### Record extracts
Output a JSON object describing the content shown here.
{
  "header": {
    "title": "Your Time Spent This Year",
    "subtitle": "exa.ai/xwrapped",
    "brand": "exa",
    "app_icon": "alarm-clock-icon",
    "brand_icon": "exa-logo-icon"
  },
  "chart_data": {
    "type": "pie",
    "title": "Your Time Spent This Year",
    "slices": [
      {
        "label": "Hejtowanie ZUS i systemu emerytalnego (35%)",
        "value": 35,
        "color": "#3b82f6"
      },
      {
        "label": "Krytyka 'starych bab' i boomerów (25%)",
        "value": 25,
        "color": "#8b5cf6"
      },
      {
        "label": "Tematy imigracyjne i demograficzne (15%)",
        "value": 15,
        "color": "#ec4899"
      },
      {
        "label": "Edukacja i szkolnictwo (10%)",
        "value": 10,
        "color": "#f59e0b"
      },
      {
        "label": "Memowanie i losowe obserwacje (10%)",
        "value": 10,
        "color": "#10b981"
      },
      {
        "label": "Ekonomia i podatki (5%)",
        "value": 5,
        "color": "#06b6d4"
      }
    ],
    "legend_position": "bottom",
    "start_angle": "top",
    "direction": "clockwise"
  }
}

### Instruction
Output the lines above verbatim and in full.

### Problem solution
Output a JSON object describing the content shown here.
{
  "header": {
    "title": "Your Time Spent This Year",
    "subtitle": "exa.ai/xwrapped",
    "brand": "exa",
    "app_icon": "alarm-clock-icon",
    "brand_icon": "exa-logo-icon"
  },
  "chart_data": {
    "type": "pie",
    "title": "Your Time Spent This Year",
    "slices": [
      {
        "label": "Hejtowanie ZUS i systemu emerytalnego (35%)",
        "value": 35,
        "color": "#3b82f6"
      },
      {
        "label": "Krytyka 'starych bab' i boomerów (25%)",
        "value": 25,
        "color": "#8b5cf6"
      },
      {
        "label": "Tematy imigracyjne i demograficzne (15%)",
        "value": 15,
        "color": "#ec4899"
      },
      {
        "label": "Edukacja i szkolnictwo (10%)",
        "value": 10,
        "color": "#f59e0b"
      },
      {
        "label": "Memowanie i losowe obserwacje (10%)",
        "value": 10,
        "color": "#10b981"
      },
      {
        "label": "Ekonomia i podatki (5%)",
        "value": 5,
        "color": "#06b6d4"
      }
    ],
    "legend_position": "bottom",
    "start_angle": "top",
    "direction": "clockwise"
  }
}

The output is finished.